*MATERIAL FOR THIS TASK*
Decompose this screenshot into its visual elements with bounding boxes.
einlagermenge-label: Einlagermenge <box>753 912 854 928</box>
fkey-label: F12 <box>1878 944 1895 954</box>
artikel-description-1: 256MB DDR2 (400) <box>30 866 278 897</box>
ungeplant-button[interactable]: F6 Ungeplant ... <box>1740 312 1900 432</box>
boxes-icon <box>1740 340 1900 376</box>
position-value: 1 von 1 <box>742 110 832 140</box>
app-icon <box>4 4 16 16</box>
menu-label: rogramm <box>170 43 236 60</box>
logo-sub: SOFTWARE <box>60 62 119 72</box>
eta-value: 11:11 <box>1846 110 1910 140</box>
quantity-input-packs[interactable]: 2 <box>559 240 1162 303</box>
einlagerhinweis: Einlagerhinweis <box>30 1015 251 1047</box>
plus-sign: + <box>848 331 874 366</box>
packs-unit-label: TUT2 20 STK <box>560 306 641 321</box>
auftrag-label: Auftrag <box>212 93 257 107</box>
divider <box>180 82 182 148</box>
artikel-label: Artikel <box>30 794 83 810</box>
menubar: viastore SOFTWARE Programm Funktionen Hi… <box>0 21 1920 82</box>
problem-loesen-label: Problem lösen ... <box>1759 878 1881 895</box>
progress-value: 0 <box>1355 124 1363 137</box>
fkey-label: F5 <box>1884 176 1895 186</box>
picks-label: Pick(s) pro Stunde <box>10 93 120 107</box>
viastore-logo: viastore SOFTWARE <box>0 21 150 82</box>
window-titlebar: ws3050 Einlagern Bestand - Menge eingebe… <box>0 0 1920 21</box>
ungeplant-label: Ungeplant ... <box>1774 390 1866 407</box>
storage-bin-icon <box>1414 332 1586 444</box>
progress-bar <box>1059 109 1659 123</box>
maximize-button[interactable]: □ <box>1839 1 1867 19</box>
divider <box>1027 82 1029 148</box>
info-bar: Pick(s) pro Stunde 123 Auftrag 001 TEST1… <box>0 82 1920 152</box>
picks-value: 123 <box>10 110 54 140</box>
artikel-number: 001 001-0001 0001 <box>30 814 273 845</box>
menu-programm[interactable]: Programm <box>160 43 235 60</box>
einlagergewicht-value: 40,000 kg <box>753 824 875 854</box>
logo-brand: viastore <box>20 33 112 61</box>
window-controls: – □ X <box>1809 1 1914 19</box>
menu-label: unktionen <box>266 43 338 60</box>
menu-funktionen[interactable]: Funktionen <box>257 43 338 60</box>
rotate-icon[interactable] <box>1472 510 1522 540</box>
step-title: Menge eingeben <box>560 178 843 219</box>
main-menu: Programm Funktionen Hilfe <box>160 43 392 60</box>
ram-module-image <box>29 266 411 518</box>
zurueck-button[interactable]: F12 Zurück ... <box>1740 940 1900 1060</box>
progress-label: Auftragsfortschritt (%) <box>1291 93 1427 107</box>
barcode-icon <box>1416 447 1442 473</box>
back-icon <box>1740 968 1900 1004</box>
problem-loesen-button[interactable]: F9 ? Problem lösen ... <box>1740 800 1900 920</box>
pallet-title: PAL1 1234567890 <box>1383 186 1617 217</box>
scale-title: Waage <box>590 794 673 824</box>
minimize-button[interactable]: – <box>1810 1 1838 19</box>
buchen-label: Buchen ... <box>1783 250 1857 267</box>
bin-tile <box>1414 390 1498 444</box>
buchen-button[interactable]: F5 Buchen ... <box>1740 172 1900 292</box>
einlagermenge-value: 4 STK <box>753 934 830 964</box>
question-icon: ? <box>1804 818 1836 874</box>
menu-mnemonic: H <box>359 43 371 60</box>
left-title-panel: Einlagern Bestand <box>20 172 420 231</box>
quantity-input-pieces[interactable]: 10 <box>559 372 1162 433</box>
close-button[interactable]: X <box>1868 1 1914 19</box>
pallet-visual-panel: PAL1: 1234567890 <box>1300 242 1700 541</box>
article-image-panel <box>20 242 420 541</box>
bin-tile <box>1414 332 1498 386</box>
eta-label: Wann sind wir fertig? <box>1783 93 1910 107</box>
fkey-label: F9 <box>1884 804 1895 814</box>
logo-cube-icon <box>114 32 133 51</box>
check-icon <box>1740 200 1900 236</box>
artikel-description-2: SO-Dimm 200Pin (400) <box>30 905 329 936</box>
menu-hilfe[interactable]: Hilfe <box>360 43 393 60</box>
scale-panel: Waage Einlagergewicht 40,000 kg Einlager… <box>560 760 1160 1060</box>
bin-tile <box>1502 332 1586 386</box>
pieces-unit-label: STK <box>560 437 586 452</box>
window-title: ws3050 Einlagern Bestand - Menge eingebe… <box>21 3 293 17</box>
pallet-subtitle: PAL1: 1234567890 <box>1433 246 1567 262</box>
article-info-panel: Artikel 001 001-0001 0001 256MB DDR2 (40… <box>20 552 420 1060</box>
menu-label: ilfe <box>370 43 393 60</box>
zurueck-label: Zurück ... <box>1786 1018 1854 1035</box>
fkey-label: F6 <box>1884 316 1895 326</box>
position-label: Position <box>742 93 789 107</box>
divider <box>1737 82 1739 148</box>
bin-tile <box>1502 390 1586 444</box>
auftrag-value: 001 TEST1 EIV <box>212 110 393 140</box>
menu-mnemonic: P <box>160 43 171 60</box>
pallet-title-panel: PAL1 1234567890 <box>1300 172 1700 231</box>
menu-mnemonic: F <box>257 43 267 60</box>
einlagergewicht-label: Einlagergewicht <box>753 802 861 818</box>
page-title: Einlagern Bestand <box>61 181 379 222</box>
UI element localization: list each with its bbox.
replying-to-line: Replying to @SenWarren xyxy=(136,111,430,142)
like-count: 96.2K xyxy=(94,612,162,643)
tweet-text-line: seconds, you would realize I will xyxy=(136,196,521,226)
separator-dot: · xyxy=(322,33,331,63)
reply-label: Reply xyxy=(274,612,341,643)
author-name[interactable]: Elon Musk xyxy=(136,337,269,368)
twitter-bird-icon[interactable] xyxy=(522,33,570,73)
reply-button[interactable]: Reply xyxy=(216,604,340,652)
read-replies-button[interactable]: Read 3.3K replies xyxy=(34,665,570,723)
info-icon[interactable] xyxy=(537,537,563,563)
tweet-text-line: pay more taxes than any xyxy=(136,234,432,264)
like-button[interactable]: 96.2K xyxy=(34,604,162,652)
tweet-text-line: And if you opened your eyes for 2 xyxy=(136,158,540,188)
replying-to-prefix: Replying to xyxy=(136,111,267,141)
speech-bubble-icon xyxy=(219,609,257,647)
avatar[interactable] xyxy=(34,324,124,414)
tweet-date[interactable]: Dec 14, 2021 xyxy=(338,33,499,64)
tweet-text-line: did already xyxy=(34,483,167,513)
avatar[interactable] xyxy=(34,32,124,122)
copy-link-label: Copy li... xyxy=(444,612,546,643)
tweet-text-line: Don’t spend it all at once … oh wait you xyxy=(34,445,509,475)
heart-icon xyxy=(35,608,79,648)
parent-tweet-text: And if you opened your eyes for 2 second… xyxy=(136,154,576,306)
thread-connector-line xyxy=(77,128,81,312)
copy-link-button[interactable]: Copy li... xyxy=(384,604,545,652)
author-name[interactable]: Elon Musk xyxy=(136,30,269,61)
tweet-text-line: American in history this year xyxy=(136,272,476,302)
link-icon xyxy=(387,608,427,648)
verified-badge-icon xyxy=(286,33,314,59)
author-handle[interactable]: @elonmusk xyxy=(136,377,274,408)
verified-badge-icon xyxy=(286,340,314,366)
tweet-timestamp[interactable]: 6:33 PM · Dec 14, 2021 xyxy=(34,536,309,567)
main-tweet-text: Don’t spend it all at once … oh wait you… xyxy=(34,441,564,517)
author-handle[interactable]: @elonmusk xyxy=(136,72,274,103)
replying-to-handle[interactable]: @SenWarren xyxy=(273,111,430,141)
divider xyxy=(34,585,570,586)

*TASK PROMPT*
Update the records from the first line through the line containing "app-icon <box>4 4 16 16</box>", inclusive, replacing "256MB" with "512MB" and leaving everything else unchanged.

*WRITTEN RESPONSE*
Decompose this screenshot into its visual elements with bounding boxes.
einlagermenge-label: Einlagermenge <box>753 912 854 928</box>
fkey-label: F12 <box>1878 944 1895 954</box>
artikel-description-1: 512MB DDR2 (400) <box>30 866 278 897</box>
ungeplant-button[interactable]: F6 Ungeplant ... <box>1740 312 1900 432</box>
boxes-icon <box>1740 340 1900 376</box>
position-value: 1 von 1 <box>742 110 832 140</box>
app-icon <box>4 4 16 16</box>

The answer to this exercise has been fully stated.